#### What is being asked:
Scan the listing below. Report each line that includes "一般疑问句".

#### Collected data entries:
================================

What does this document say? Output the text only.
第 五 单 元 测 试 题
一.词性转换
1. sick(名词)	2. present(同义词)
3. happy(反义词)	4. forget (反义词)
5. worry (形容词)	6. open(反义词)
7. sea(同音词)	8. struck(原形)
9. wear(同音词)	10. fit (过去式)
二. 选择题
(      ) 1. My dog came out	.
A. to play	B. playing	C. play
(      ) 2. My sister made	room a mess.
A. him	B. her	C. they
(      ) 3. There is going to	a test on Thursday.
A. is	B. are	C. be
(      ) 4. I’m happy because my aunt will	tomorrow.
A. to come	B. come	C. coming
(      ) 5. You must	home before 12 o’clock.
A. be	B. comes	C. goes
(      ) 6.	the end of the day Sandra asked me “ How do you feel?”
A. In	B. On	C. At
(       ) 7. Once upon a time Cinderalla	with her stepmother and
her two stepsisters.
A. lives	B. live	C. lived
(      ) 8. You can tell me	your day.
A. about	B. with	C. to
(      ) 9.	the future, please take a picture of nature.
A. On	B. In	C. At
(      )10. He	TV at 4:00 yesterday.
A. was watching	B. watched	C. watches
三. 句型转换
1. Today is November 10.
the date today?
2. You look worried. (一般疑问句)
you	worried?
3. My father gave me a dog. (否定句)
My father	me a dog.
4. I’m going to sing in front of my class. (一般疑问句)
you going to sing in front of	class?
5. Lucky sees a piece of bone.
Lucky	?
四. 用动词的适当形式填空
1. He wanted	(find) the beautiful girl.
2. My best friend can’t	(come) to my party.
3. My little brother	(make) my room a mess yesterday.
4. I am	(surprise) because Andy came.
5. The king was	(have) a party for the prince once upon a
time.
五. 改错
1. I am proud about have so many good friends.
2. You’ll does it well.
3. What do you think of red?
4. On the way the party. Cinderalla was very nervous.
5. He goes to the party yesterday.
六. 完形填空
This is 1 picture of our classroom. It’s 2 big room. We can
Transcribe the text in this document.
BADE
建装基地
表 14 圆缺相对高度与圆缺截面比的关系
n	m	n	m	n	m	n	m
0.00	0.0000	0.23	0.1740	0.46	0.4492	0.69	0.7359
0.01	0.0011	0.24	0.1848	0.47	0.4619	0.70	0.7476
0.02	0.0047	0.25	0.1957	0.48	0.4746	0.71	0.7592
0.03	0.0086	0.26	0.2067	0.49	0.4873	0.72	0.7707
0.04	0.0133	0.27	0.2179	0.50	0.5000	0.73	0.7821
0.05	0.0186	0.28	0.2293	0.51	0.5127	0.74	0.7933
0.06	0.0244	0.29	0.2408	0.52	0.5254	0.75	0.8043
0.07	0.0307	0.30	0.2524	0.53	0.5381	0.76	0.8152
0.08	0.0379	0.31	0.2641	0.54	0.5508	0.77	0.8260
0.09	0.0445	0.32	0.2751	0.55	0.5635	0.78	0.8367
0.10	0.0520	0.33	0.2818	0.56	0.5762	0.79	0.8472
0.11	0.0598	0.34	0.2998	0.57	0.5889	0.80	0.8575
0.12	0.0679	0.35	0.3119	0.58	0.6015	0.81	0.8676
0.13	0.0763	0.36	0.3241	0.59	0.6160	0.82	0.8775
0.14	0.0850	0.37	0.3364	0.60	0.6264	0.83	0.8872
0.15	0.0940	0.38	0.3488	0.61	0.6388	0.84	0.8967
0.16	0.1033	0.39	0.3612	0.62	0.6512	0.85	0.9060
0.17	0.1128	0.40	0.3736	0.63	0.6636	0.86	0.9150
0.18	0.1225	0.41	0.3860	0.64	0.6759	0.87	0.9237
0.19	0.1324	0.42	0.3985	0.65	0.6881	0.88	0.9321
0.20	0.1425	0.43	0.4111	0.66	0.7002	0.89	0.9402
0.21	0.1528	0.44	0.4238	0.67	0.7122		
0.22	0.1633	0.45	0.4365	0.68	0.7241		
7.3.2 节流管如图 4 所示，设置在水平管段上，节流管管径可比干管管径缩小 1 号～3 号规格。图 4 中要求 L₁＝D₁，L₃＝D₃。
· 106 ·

================================

#### The result:
2. You look worried. (一般疑问句)
4. I’m going to sing in front of my class. (一般疑问句)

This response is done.